=== PROVIDED TEXT ===

Major factors impacting hotel website conversion and solutions
Traffic, devices, locations and rates are the four major factors that inpact hotel website conversion rates, but looking only at conversion rate solely can miss the bigger picture.
The conversion rate of a hotel website is determined by so many factors that one shouldn’t be fooled into trying to meet an industry average.
Dozens of variables play a role when it comes to conversion rate. One of those is the quality of traffic. As a general rule, the more pertinent the traffic the higher the conversion rate.
Retargeting tends to convert extremely well (2.19 % conversion rate), over twice the average conversion of display pre-targeting (0.92 %).
Advertising aside, direct traffic is, obviously, one the most qualified source and with its 2.20 % conversion rate, falls just behind Google Hotel Ads, Facebook display and TripAdvisor metasearch ads.

===

▸ **COMPLETE THE FOLLOWING**:
1. According to the text on hotel website conversion, what conversion rate does retargeting achieve?
2. Rewrite the hotel conversion text, everything from "The conversion rate of" down to "TripAdvisor metasearch ads.", putting "site traffic" wherever "traffic" appears.

=== DATA ===

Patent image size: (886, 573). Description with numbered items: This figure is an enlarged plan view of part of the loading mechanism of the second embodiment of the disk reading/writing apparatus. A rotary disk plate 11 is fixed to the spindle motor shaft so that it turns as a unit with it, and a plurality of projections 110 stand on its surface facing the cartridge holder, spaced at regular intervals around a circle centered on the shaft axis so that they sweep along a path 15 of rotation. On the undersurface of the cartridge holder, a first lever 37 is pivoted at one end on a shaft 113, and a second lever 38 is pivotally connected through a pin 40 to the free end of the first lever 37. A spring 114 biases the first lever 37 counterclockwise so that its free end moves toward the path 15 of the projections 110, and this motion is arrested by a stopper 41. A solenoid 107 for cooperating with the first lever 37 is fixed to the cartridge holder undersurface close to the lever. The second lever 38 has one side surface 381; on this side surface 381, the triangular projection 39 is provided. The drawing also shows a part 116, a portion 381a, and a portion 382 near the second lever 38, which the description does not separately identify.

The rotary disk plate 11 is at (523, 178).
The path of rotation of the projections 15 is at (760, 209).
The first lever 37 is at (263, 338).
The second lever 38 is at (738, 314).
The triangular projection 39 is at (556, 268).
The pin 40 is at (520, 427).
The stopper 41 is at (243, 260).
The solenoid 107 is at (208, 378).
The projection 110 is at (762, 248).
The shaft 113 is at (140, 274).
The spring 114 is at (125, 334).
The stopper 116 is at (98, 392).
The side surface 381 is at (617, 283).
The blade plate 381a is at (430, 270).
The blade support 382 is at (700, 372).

===

▸ **WRITTEN ANSWERS**:
1. Retargeting achieves a 2.19 % conversion rate.

2.
The conversion rate of a hotel website is determined by so many factors that one shouldn’t be fooled into trying to meet an industry average.
Dozens of variables play a role when it comes to conversion rate. One of those is the quality of site traffic. As a general rule, the more pertinent the site traffic the higher the conversion rate.
Retargeting tends to convert extremely well (2.19 % conversion rate), over twice the average conversion of display pre-targeting (0.92 %).
Advertising aside, direct site traffic is, obviously, one the most qualified source and with its 2.20 % conversion rate, falls just behind Google Hotel Ads, Facebook display and TripAdvisor metasearch ads.